[Data records]
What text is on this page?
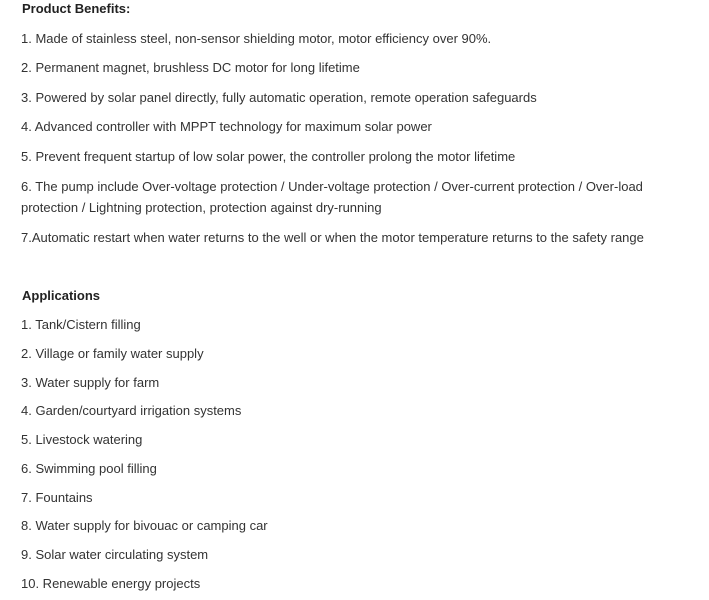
Product Benefits:

1. Made of stainless steel, non-sensor shielding motor, motor efficiency over 90%.

2. Permanent magnet, brushless DC motor for long lifetime

3. Powered by solar panel directly, fully automatic operation, remote operation safeguards

4. Advanced controller with MPPT technology for maximum solar power

5. Prevent frequent startup of low solar power, the controller prolong the motor lifetime

6. The pump include Over-voltage protection / Under-voltage protection / Over-current protection / Over-load protection / Lightning protection, protection against dry-running

7.Automatic restart when water returns to the well or when the motor temperature returns to the safety range

Applications

1. Tank/Cistern filling

2. Village or family water supply

3. Water supply for farm

4. Garden/courtyard irrigation systems

5. Livestock watering

6. Swimming pool filling

7. Fountains

8. Water supply for bivouac or camping car

9. Solar water circulating system

10. Renewable energy projects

→ WHAT THIS TASK INVOLVES: Your answer should be a single number: the count of lines that contain "controller".

→ IN RESPONSE: 2